— Start of RECORDS SUPPLIED —

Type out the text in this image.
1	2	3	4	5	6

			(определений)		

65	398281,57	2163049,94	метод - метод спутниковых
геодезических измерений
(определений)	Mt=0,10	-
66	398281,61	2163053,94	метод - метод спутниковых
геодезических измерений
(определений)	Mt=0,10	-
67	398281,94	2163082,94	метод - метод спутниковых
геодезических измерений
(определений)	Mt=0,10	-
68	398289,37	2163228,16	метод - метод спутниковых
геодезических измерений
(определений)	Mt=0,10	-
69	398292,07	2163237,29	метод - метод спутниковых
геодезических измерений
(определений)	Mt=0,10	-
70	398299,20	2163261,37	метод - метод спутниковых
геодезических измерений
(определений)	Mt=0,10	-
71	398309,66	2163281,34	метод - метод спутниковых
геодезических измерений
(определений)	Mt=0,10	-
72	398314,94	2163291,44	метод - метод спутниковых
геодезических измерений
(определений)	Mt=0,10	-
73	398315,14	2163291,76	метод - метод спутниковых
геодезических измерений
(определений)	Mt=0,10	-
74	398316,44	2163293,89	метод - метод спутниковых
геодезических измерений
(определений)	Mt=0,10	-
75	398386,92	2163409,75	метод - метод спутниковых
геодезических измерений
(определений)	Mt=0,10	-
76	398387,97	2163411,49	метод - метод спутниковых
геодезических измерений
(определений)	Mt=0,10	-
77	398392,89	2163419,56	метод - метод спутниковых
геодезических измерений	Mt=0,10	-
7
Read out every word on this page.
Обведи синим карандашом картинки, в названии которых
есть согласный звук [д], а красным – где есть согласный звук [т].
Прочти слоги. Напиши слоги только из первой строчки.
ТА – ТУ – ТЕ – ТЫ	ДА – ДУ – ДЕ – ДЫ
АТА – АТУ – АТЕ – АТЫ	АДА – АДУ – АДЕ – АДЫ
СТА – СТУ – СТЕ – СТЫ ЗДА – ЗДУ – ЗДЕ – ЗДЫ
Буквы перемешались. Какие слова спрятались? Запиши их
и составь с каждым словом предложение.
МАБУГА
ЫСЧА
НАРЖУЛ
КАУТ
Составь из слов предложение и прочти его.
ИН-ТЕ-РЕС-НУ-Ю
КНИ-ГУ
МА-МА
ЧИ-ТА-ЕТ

— End of RECORDS SUPPLIED —

## AIM OF THE EXERCISE
In the listing above, find each line with the word "предложение" and copy it.

## THE COMPLETED TASK
и составь с каждым словом предложение.
Составь из слов предложение и прочти его.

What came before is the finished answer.